» EXERCISE BRIEF
Search the entries for the word "color" and pull out each line that has it.

[Stored records]
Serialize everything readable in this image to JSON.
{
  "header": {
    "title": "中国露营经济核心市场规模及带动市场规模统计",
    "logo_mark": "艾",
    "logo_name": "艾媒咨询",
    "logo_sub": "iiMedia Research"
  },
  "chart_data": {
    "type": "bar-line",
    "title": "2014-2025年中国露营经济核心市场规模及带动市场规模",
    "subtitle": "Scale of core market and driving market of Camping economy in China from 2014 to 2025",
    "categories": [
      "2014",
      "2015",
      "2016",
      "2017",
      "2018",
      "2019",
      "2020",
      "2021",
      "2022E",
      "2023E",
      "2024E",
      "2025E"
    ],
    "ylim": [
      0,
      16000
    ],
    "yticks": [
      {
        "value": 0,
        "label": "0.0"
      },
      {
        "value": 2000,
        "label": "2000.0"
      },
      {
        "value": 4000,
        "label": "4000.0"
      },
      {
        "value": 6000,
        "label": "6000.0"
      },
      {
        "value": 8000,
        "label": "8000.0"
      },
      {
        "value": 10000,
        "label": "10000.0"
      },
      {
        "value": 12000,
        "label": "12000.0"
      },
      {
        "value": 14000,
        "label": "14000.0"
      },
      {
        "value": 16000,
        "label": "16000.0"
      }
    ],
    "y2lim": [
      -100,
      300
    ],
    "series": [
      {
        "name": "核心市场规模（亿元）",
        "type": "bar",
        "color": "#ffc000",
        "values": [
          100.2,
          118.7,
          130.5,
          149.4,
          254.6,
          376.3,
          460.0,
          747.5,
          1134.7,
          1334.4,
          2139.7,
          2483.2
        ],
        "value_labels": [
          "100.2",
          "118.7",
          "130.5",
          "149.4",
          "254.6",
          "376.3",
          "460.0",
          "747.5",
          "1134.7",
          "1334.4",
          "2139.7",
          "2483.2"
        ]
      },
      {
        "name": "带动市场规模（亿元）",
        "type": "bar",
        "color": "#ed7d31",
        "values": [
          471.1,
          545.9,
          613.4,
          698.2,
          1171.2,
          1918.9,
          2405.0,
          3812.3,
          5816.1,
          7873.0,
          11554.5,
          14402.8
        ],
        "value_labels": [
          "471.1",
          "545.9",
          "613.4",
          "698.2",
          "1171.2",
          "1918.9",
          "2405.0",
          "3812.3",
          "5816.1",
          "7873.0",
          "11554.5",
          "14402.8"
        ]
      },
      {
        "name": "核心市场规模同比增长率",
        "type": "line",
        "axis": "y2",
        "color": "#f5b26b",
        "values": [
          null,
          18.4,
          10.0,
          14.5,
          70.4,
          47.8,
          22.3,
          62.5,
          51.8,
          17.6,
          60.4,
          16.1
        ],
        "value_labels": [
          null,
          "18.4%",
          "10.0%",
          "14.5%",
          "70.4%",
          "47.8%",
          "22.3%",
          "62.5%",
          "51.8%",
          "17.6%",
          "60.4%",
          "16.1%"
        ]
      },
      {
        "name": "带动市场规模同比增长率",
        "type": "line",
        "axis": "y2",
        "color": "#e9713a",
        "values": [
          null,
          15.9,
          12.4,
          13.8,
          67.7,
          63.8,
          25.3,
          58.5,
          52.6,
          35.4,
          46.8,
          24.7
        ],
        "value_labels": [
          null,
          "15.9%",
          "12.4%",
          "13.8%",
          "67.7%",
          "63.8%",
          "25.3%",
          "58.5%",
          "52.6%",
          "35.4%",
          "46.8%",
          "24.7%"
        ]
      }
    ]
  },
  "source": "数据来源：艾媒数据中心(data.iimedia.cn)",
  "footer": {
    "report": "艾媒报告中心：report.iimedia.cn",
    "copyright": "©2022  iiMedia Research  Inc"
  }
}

» COMPLETED EXERCISE
        "color": "#ffc000",
        "color": "#ed7d31",
        "color": "#f5b26b",
        "color": "#e9713a",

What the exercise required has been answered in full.